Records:
------------------------------------------------------------

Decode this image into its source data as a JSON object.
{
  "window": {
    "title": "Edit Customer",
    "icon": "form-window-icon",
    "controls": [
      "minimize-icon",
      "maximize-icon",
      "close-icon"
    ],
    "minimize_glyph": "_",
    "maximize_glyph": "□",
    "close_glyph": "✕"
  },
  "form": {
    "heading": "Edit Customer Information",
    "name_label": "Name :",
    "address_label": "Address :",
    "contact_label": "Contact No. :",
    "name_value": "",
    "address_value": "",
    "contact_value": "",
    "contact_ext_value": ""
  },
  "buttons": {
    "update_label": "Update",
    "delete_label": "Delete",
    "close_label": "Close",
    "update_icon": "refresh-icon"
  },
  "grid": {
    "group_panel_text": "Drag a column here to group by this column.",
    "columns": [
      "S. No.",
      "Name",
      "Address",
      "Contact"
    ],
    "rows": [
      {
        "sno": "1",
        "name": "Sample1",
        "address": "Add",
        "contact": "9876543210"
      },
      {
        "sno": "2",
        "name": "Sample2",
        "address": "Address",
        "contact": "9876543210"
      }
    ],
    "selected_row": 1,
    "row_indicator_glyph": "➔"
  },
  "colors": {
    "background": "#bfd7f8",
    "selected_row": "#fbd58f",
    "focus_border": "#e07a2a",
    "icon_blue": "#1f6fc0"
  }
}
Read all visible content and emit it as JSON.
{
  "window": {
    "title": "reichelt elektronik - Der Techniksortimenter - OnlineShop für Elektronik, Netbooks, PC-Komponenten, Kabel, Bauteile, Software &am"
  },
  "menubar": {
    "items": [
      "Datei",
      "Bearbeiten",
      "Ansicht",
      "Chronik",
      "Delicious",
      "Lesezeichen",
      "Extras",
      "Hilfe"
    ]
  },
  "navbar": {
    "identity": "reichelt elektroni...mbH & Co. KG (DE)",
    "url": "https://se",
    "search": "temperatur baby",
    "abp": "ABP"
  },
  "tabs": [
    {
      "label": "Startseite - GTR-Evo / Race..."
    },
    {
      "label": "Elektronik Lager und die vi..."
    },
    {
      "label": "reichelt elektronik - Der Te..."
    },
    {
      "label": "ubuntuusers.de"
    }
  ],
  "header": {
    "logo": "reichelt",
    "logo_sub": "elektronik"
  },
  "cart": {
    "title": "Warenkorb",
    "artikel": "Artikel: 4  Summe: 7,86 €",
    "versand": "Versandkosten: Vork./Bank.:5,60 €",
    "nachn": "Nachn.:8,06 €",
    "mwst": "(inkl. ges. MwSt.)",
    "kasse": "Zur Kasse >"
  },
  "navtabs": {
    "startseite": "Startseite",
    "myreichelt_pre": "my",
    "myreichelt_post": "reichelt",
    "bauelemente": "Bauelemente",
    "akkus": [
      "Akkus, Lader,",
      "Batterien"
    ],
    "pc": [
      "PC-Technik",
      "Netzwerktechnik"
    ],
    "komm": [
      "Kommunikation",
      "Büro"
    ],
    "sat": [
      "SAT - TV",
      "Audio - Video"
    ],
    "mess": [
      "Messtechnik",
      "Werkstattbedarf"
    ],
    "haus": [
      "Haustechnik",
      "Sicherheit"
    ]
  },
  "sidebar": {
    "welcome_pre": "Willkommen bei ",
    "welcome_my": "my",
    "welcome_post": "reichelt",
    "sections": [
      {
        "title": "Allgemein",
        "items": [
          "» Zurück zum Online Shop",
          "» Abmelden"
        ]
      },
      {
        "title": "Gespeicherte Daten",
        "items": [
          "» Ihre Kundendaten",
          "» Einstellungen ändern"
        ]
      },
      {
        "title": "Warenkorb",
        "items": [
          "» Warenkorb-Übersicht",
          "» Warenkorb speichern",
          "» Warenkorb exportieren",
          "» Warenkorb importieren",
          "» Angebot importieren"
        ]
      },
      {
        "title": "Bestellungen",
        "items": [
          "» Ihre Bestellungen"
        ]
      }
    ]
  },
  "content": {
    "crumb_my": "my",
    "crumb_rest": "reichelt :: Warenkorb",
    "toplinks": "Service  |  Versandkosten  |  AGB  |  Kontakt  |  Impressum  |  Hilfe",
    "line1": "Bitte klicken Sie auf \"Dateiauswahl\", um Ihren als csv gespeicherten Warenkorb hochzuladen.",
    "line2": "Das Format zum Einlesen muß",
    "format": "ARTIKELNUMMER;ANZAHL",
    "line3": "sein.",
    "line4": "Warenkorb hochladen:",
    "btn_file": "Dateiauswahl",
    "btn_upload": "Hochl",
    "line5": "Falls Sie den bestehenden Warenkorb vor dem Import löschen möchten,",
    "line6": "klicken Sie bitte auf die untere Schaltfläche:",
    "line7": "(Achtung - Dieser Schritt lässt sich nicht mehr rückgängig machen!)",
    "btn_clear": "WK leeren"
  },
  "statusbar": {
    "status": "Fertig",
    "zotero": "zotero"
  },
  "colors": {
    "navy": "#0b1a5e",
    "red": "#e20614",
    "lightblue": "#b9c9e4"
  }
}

------------------------------------------------------------

_WORK TO DO_: Determine how many lines include the string "importieren". Give no answer but the number.

_FULL OUTPUT_: 2